Start MATERIAL PROVIDED
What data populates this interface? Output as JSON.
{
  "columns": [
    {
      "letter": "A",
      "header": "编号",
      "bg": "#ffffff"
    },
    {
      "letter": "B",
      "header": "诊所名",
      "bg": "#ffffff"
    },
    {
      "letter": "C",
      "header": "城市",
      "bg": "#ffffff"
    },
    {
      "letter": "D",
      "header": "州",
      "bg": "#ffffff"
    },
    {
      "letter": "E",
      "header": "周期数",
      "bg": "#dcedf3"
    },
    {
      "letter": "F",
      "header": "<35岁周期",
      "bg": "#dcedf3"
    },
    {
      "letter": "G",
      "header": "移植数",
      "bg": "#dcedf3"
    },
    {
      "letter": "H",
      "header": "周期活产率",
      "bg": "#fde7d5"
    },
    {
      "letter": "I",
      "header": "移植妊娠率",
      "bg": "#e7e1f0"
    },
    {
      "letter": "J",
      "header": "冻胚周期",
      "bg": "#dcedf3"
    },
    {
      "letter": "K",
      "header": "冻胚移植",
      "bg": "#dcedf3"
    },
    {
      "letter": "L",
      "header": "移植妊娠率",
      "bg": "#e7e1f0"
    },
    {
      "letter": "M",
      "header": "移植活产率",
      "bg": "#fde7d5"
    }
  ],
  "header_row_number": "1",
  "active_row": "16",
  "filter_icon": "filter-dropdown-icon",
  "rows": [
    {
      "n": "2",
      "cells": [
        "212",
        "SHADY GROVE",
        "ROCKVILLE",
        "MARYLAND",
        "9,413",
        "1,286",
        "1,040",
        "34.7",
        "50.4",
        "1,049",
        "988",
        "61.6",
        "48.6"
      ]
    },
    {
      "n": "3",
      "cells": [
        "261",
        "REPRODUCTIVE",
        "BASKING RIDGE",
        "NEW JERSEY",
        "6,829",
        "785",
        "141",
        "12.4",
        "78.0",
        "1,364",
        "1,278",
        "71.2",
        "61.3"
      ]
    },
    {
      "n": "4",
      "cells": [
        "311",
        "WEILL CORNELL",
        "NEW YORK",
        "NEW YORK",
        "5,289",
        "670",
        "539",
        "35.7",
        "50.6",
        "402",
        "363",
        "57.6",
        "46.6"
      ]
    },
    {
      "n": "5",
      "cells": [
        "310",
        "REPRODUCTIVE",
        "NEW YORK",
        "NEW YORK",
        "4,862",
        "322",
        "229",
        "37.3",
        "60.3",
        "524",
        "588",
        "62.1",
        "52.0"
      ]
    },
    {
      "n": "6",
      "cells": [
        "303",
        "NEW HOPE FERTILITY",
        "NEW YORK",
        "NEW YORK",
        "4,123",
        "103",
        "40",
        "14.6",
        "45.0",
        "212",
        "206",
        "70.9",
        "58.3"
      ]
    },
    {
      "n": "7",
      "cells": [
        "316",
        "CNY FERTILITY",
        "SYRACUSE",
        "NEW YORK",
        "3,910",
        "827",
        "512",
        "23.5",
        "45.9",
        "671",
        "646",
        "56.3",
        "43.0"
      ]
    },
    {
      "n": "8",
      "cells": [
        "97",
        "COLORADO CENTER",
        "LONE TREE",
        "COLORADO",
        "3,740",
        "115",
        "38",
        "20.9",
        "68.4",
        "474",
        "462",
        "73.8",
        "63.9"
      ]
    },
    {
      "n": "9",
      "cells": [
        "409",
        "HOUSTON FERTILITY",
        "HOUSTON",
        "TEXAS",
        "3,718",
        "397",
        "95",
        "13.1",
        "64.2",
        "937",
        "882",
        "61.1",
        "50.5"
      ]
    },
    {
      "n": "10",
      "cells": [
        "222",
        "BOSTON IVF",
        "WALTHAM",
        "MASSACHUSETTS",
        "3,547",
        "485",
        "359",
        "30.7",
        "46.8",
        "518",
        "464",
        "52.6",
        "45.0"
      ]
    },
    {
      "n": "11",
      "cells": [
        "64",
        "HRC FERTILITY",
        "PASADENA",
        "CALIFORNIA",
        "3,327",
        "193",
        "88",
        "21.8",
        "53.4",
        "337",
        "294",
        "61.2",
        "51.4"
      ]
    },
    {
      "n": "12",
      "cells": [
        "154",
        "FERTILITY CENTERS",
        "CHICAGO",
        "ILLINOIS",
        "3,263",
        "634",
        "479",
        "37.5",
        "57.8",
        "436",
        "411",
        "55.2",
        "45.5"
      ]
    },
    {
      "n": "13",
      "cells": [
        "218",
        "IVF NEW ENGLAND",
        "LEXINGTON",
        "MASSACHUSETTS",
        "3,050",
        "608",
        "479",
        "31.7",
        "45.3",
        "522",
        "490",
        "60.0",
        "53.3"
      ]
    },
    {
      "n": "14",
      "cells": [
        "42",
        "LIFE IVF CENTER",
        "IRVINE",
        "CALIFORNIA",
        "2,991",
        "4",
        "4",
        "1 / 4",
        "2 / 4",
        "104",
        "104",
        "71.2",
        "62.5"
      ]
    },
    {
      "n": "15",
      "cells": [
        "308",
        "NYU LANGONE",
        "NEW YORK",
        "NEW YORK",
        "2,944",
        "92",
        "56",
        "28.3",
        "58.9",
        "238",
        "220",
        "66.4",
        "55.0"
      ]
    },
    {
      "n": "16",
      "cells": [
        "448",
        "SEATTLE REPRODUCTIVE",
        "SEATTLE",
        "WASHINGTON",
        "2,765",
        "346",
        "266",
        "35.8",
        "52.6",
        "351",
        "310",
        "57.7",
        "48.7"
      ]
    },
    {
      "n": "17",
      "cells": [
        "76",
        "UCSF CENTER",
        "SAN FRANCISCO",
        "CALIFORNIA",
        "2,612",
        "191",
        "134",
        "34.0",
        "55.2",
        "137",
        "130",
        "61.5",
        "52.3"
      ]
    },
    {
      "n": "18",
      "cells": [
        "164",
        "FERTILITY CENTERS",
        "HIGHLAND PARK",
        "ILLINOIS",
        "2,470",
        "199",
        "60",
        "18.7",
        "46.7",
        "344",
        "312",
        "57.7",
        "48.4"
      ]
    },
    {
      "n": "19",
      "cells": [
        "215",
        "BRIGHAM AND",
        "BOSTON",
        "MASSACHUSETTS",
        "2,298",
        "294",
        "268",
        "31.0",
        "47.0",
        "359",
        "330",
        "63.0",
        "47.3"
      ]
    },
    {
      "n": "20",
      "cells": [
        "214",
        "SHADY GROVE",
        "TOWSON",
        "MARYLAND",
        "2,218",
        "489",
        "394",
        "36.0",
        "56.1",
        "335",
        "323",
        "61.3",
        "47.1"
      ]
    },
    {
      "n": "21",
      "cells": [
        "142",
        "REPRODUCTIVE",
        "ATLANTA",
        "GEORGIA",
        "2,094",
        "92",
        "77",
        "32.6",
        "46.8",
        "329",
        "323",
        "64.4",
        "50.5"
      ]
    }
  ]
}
End MATERIAL PROVIDED
EXERCISE BRIEF: Copy every line that contains the string "FERTILITY".

OUTPUT FOR THIS TASK:
        "NEW HOPE FERTILITY",
        "CNY FERTILITY",
        "HOUSTON FERTILITY",
        "HRC FERTILITY",
        "FERTILITY CENTERS",
        "FERTILITY CENTERS",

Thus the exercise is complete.